■ **Written task**: Below is a block of records. Copy every line in it that contains the word "station".

══ Data in this exercise

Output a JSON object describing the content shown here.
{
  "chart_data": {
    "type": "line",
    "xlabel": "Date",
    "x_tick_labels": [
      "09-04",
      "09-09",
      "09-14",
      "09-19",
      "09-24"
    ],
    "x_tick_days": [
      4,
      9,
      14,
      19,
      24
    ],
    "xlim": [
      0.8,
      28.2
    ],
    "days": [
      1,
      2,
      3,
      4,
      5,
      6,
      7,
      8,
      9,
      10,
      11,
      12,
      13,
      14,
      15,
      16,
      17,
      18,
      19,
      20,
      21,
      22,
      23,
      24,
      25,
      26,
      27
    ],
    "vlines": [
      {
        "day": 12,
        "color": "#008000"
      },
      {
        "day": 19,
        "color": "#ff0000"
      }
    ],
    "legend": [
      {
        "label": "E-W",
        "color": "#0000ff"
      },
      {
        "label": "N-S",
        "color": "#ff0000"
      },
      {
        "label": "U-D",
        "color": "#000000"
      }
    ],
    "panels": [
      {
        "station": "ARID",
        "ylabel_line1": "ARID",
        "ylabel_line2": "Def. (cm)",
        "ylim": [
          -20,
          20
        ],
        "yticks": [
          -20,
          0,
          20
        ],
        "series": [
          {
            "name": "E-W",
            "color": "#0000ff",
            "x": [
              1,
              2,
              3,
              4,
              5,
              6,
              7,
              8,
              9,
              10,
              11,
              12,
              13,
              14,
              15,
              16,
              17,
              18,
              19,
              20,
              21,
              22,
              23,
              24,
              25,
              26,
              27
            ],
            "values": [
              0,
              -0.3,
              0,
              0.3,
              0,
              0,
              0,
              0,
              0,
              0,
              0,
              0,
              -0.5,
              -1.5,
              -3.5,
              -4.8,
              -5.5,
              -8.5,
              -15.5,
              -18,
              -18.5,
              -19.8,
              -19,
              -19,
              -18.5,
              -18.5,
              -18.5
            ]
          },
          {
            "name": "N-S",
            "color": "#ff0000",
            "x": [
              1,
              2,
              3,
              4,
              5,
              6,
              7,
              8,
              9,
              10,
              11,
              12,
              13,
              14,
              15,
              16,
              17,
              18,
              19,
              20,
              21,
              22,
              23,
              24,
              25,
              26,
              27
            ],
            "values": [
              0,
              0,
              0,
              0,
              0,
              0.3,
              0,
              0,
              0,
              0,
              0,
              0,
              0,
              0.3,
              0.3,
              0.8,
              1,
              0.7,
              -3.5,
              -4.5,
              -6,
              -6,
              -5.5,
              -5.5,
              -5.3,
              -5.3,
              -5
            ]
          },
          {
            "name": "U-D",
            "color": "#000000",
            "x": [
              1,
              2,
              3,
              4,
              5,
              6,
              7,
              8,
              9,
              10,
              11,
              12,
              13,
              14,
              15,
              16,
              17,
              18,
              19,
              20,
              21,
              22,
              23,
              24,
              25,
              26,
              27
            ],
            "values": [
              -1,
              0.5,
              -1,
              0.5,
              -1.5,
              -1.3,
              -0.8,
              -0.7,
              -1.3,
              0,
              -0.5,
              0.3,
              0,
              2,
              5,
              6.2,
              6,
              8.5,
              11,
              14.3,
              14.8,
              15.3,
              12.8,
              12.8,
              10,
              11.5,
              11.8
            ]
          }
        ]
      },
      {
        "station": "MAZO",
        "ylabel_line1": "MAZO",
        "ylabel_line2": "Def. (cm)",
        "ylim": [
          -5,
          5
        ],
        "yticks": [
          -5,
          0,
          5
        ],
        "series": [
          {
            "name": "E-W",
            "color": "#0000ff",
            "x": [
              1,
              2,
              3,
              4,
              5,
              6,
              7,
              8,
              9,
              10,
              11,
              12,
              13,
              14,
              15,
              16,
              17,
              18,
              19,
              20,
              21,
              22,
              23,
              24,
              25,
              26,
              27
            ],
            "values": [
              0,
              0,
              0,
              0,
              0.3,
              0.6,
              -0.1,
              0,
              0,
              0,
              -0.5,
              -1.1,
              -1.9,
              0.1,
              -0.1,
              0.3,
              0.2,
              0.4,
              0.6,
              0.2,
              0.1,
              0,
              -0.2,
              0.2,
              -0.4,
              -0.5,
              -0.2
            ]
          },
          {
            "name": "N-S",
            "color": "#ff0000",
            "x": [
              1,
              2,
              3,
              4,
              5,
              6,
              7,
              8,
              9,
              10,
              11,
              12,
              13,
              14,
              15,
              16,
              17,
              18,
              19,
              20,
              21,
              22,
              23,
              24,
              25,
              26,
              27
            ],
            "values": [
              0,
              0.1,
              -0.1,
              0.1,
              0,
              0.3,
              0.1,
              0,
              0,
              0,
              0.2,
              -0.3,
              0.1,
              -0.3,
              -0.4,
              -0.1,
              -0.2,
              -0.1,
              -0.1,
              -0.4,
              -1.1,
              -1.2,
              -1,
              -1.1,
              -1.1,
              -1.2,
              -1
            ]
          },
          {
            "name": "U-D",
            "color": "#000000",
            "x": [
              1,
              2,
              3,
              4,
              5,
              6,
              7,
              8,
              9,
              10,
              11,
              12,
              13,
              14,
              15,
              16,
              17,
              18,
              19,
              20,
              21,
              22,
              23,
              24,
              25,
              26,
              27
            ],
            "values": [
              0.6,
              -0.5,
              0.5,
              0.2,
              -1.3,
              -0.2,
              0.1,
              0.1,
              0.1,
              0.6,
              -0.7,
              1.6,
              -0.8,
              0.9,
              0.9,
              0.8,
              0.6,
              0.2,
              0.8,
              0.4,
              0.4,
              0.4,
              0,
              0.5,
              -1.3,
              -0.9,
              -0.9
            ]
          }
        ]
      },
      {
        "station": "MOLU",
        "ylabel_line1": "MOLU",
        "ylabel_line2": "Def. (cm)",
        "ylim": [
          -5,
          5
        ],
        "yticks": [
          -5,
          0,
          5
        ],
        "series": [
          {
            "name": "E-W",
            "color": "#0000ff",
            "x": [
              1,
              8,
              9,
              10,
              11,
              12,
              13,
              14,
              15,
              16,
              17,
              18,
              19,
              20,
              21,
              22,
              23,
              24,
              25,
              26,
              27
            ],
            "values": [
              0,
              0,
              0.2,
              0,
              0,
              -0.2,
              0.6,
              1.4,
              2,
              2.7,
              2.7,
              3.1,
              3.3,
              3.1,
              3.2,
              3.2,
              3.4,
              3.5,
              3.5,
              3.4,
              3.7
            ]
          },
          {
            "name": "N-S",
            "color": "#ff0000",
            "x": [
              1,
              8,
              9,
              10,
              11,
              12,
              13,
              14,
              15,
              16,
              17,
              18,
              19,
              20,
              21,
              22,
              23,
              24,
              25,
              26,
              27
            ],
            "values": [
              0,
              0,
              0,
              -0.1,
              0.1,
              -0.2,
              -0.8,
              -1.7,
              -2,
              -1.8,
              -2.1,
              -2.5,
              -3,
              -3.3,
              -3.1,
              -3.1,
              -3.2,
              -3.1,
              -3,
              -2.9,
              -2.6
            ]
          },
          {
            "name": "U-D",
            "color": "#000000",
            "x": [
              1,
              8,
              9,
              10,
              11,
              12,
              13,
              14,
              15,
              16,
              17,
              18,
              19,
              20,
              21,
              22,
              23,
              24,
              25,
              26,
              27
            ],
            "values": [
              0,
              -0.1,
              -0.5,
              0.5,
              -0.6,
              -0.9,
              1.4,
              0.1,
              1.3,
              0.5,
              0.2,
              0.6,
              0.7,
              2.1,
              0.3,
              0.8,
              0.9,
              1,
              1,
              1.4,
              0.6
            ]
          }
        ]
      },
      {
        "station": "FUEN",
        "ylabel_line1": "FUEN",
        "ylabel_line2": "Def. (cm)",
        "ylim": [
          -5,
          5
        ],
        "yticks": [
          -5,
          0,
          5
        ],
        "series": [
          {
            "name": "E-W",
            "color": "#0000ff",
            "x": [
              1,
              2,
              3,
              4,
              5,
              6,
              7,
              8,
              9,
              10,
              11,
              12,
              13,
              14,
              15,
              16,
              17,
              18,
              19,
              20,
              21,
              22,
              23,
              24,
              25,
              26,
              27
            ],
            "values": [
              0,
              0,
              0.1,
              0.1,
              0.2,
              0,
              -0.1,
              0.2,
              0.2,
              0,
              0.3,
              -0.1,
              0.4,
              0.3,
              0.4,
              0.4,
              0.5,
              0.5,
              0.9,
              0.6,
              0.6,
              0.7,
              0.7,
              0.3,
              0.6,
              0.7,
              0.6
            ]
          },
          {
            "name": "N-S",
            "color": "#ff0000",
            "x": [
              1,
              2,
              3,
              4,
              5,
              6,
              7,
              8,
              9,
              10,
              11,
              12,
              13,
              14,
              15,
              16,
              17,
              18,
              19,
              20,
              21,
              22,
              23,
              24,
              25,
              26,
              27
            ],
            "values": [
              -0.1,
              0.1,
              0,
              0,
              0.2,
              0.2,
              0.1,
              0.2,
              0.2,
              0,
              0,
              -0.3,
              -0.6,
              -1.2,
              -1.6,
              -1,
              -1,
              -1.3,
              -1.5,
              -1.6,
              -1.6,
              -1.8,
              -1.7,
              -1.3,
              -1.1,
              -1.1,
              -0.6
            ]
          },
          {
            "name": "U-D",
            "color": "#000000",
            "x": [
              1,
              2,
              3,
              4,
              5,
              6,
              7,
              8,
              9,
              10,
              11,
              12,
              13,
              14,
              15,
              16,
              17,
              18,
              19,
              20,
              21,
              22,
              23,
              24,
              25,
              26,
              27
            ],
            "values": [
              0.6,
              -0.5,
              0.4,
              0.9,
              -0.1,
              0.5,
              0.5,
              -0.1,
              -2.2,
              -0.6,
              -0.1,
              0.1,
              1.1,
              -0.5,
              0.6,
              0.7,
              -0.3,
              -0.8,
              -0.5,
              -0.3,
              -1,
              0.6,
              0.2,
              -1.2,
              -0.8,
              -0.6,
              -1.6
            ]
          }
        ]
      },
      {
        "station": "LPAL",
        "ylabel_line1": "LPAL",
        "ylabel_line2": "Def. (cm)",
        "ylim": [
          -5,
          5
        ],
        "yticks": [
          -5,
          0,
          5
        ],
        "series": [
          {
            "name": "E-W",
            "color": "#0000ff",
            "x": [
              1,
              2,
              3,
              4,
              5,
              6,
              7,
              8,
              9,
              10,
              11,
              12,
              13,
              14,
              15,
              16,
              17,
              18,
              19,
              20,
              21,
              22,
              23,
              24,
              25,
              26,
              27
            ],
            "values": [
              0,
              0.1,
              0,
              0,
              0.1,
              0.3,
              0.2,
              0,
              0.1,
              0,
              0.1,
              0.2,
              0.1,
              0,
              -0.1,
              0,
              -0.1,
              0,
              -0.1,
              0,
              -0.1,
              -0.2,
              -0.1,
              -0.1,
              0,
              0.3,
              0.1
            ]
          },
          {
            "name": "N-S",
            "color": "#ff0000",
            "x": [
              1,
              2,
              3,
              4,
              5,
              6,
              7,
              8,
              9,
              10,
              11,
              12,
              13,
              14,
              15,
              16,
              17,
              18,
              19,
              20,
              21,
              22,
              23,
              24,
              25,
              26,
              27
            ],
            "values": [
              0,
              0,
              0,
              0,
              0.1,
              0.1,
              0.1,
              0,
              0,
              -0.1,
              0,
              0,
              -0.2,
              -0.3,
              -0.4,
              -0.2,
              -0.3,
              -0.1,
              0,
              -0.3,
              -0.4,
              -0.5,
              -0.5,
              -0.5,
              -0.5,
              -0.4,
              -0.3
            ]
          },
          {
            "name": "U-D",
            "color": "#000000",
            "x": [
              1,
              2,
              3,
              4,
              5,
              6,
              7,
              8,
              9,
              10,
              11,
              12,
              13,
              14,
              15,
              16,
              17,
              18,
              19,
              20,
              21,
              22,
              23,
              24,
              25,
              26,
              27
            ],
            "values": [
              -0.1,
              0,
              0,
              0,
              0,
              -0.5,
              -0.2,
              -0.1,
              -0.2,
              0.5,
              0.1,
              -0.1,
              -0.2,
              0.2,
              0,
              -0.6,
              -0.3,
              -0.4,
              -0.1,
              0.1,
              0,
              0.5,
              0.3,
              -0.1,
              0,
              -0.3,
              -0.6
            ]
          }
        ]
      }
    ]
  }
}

════

■ **Solution**:
        "station": "ARID",
        "station": "MAZO",
        "station": "MOLU",
        "station": "FUEN",
        "station": "LPAL",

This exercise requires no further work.